▶ _THE PROBLEM_: Find the number of lines below in which the word "Увеличение" appears, and write that number only.

▶ _RECORD EXTRACTS_:
━━━━━━━━

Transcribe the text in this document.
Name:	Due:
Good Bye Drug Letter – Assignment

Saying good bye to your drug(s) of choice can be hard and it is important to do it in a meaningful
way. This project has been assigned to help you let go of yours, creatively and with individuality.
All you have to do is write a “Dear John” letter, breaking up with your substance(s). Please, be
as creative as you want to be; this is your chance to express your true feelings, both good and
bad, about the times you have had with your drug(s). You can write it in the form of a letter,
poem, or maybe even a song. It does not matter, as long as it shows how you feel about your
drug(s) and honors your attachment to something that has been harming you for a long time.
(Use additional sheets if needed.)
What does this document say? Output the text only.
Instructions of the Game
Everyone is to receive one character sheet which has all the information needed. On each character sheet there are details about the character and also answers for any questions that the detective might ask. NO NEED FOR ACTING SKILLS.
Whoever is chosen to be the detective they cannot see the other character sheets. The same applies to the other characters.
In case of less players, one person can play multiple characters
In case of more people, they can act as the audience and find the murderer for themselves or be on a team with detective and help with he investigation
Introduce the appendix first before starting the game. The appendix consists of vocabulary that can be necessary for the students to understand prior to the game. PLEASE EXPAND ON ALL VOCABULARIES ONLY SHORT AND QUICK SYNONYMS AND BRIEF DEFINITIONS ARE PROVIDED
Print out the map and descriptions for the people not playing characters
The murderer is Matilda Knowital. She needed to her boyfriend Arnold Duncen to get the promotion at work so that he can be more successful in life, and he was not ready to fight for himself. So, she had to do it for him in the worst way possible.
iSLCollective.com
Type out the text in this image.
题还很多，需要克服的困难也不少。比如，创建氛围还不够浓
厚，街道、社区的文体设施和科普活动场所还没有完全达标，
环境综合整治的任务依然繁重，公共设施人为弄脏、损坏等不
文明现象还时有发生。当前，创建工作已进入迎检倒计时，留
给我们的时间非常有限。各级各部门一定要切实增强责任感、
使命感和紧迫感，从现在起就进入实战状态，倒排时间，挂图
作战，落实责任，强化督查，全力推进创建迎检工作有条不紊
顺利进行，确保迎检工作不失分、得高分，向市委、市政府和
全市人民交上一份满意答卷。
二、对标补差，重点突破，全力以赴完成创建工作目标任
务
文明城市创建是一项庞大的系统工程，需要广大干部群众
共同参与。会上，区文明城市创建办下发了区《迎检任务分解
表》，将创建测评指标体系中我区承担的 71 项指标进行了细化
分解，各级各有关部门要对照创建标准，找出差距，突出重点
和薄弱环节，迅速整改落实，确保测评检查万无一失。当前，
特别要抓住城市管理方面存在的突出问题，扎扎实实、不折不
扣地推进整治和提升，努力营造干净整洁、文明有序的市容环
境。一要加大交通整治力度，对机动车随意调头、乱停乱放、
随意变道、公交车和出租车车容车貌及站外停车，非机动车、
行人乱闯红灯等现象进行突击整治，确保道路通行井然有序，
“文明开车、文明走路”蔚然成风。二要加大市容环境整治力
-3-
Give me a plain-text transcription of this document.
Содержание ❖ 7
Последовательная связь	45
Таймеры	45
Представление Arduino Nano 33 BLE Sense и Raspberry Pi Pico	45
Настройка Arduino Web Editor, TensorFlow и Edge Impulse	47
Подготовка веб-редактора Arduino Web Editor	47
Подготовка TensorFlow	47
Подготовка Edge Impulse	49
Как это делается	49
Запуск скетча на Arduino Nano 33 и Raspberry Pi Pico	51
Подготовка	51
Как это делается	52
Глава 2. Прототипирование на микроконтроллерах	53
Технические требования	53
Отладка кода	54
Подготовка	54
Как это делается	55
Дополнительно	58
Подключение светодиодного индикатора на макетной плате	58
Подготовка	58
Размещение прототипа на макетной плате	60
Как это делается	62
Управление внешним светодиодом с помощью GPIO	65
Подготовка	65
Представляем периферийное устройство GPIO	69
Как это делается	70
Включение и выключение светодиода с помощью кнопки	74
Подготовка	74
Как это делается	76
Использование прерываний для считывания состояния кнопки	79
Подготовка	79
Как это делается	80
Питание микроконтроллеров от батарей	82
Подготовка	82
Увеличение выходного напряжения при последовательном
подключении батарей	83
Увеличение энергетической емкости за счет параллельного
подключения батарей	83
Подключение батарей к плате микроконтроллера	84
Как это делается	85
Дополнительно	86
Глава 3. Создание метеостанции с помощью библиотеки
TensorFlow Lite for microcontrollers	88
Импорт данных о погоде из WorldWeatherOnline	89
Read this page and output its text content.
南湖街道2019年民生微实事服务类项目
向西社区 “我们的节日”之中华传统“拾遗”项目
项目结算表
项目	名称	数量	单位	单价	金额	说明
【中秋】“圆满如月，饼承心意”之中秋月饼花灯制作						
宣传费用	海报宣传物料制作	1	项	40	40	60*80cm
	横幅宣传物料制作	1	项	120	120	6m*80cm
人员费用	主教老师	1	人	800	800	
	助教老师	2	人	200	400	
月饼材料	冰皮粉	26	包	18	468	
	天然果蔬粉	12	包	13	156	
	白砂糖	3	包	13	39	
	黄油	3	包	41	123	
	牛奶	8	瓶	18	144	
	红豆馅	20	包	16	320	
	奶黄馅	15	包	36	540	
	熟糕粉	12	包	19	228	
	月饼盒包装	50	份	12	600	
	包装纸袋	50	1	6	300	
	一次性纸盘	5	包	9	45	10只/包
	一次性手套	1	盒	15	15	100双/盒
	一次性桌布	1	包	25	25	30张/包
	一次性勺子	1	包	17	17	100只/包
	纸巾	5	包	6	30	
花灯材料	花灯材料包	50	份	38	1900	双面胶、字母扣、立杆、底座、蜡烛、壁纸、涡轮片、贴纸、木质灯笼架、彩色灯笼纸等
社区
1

━━━━━━━━

▶ _OUTPUT FOR THIS TASK_: 2